### Data for this exercise

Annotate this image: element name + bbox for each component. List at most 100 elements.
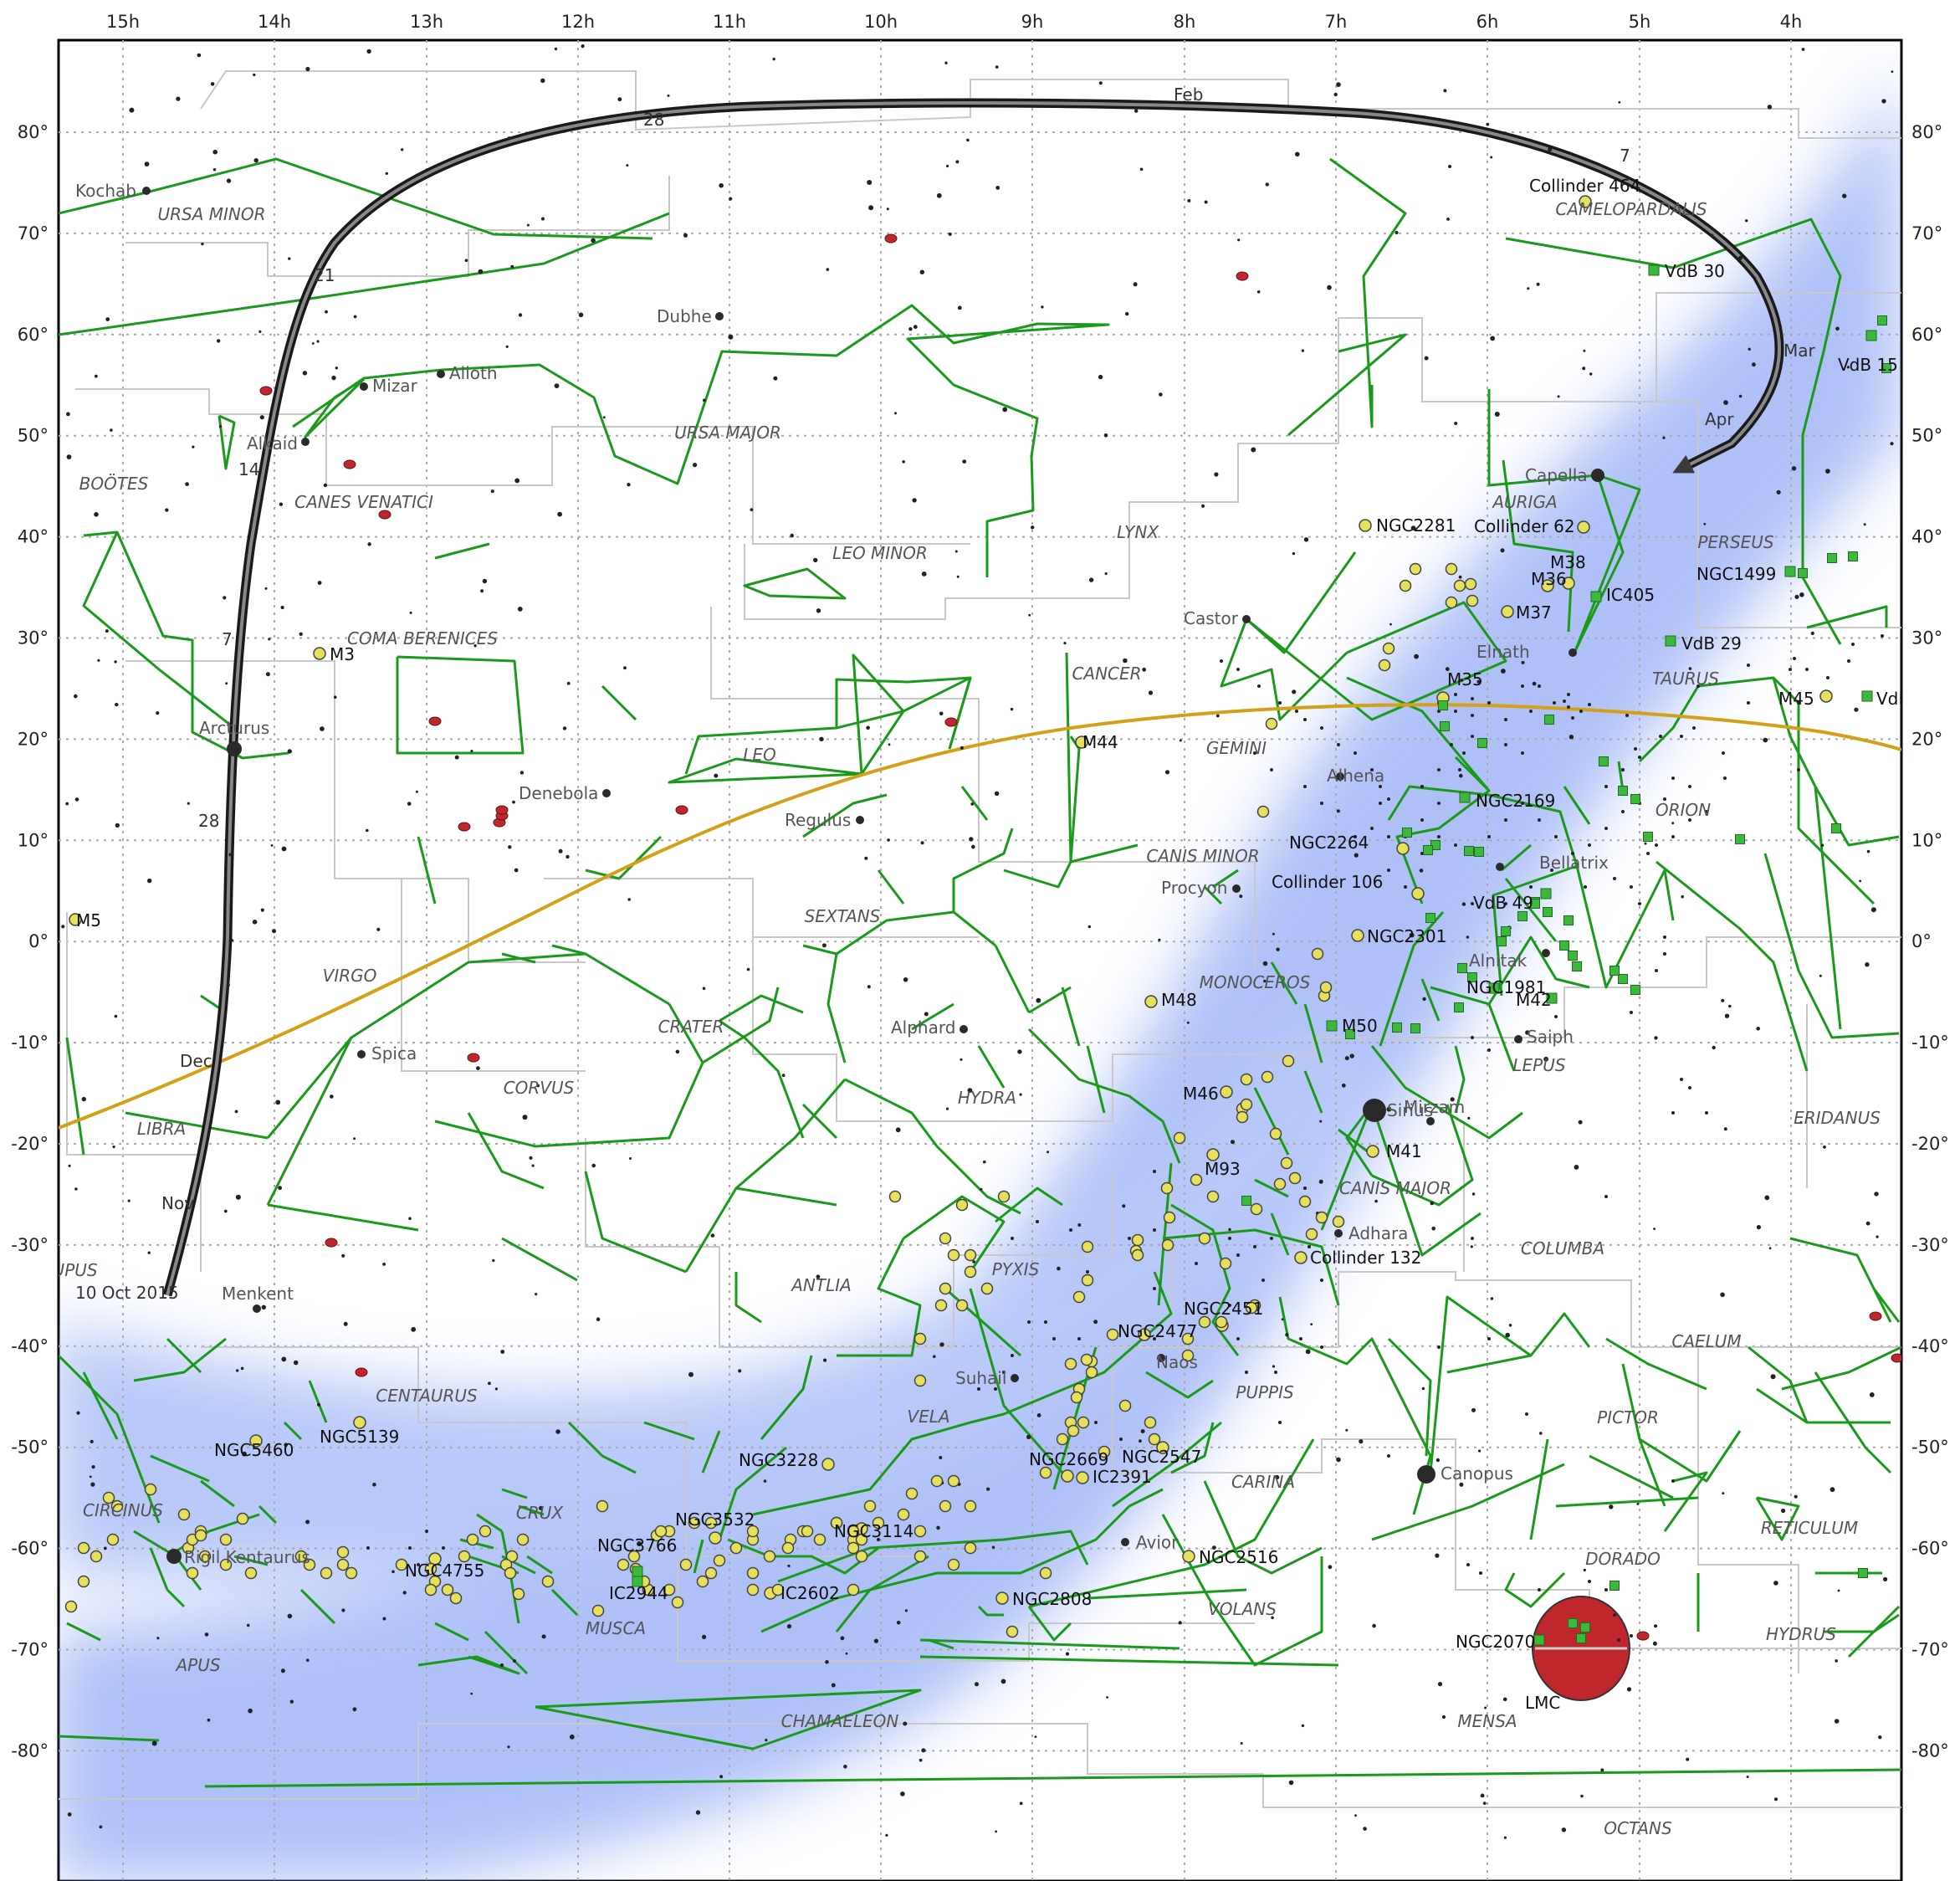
cluster-marker[interactable] (596, 1499, 609, 1513)
nebula-marker[interactable] (1457, 963, 1467, 973)
cluster-marker[interactable] (504, 1566, 517, 1580)
galaxy-marker[interactable] (355, 1367, 368, 1377)
nebula-marker[interactable] (1858, 1568, 1868, 1578)
nebula-marker[interactable] (1530, 899, 1540, 909)
cluster-marker[interactable] (654, 1525, 668, 1538)
cluster-marker[interactable] (696, 1575, 709, 1588)
nebula-marker[interactable] (1848, 551, 1858, 561)
cluster-marker[interactable] (964, 1265, 977, 1279)
cluster-marker[interactable] (591, 1604, 605, 1617)
cluster-collinder-132[interactable] (1294, 1251, 1308, 1264)
cluster-marker[interactable] (541, 1575, 555, 1588)
nebula-marker[interactable] (1474, 847, 1484, 857)
cluster-marker[interactable] (90, 1550, 103, 1563)
nebula-marker[interactable] (1576, 1633, 1586, 1643)
cluster-marker[interactable] (939, 1282, 952, 1295)
nebula-marker[interactable] (1544, 715, 1554, 725)
cluster-ngc2264[interactable] (1396, 842, 1410, 855)
cluster-marker[interactable] (663, 1583, 676, 1597)
cluster-marker[interactable] (1240, 1098, 1253, 1111)
nebula-vdb-15[interactable] (1865, 330, 1877, 341)
nebula-marker[interactable] (1438, 700, 1448, 710)
cluster-marker[interactable] (1181, 1349, 1195, 1362)
cluster-marker[interactable] (964, 1541, 977, 1555)
star-alkaid[interactable] (301, 438, 310, 446)
cluster-marker[interactable] (1064, 1357, 1077, 1371)
galaxy-marker[interactable] (343, 459, 356, 469)
star-adhara[interactable] (1334, 1229, 1343, 1238)
cluster-marker[interactable] (771, 1583, 785, 1597)
cluster-marker[interactable] (516, 1533, 530, 1546)
cluster-marker[interactable] (713, 1554, 726, 1567)
cluster-marker[interactable] (897, 1508, 910, 1521)
star-rigil-kentaurus[interactable] (166, 1549, 182, 1564)
cluster-marker[interactable] (1144, 1416, 1157, 1429)
nebula-marker[interactable] (1827, 553, 1837, 563)
cluster-marker[interactable] (1081, 1240, 1094, 1253)
cluster-marker[interactable] (303, 1558, 316, 1571)
cluster-marker[interactable] (813, 1533, 826, 1546)
cluster-marker[interactable] (505, 1550, 519, 1563)
cluster-marker[interactable] (1256, 805, 1270, 818)
nebula-marker[interactable] (1440, 721, 1450, 731)
cluster-marker[interactable] (830, 1516, 843, 1530)
cluster-ngc2281[interactable] (1359, 519, 1372, 532)
galaxy-marker[interactable] (428, 716, 442, 726)
cluster-marker[interactable] (458, 1550, 471, 1563)
nebula-vdb-29[interactable] (1665, 635, 1676, 647)
cluster-marker[interactable] (1181, 1332, 1195, 1345)
cluster-m37[interactable] (1501, 605, 1514, 618)
cluster-marker[interactable] (872, 1516, 885, 1530)
star-regulus[interactable] (856, 816, 864, 824)
cluster-marker[interactable] (466, 1533, 479, 1546)
cluster-marker[interactable] (64, 1600, 78, 1613)
cluster-marker[interactable] (763, 1550, 776, 1563)
cluster-marker[interactable] (930, 1474, 944, 1488)
cluster-marker[interactable] (512, 1587, 525, 1601)
cluster-marker[interactable] (219, 1558, 233, 1571)
galaxy-marker[interactable] (1636, 1631, 1650, 1641)
cluster-marker[interactable] (1399, 579, 1412, 592)
cluster-marker[interactable] (1072, 1290, 1086, 1304)
galaxy-marker[interactable] (1236, 271, 1249, 281)
cluster-marker[interactable] (194, 1529, 207, 1542)
nebula-ngc1499[interactable] (1784, 566, 1796, 577)
cluster-marker[interactable] (704, 1566, 718, 1580)
cluster-marker[interactable] (964, 1499, 977, 1513)
nebula-ic2944[interactable] (632, 1576, 643, 1587)
cluster-marker[interactable] (1173, 1131, 1186, 1145)
nebula-marker[interactable] (1241, 1196, 1251, 1206)
cluster-marker[interactable] (219, 1533, 233, 1546)
star-elnath[interactable] (1569, 648, 1577, 657)
star-dubhe[interactable] (715, 312, 724, 320)
cluster-marker[interactable] (913, 1374, 927, 1387)
cluster-marker[interactable] (1261, 1070, 1274, 1084)
nebula-marker[interactable] (1464, 846, 1474, 856)
nebula-marker[interactable] (1423, 845, 1433, 855)
cluster-marker[interactable] (913, 1332, 927, 1345)
cluster-marker[interactable] (1118, 1399, 1132, 1412)
cluster-marker[interactable] (781, 1541, 795, 1555)
cluster-marker[interactable] (1215, 1315, 1228, 1329)
cluster-marker[interactable] (1081, 1274, 1094, 1287)
cluster-marker[interactable] (186, 1566, 199, 1580)
cluster-marker[interactable] (679, 1558, 693, 1571)
cluster-marker[interactable] (1148, 1433, 1161, 1446)
cluster-ngc3228[interactable] (821, 1458, 835, 1471)
star-bellatrix[interactable] (1496, 863, 1504, 871)
cluster-marker[interactable] (1273, 1177, 1287, 1191)
cluster-marker[interactable] (177, 1508, 191, 1521)
nebula-vdb-20[interactable] (1861, 690, 1873, 702)
cluster-marker[interactable] (704, 1516, 718, 1530)
cluster-marker[interactable] (1219, 1257, 1232, 1270)
cluster-marker[interactable] (110, 1499, 124, 1513)
cluster-marker[interactable] (746, 1583, 760, 1597)
cluster-marker[interactable] (855, 1550, 868, 1563)
cluster-marker[interactable] (1311, 947, 1324, 961)
star-alioth[interactable] (437, 370, 445, 378)
cluster-marker[interactable] (947, 1558, 960, 1571)
cluster-m36[interactable] (1562, 577, 1575, 590)
cluster-marker[interactable] (1280, 1156, 1293, 1170)
cluster-marker[interactable] (964, 1248, 977, 1262)
cluster-m46[interactable] (1220, 1085, 1233, 1099)
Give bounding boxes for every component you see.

######

Directive -
Locate every line in the items above that contains the string "star" and copy each one in full. Matching is case-sensitive.

Output of the exercise -
star-alkaid[interactable] (301, 438, 310, 446)
star-adhara[interactable] (1334, 1229, 1343, 1238)
star-rigil-kentaurus[interactable] (166, 1549, 182, 1564)
star-regulus[interactable] (856, 816, 864, 824)
star-elnath[interactable] (1569, 648, 1577, 657)
star-dubhe[interactable] (715, 312, 724, 320)
star-bellatrix[interactable] (1496, 863, 1504, 871)
star-alioth[interactable] (437, 370, 445, 378)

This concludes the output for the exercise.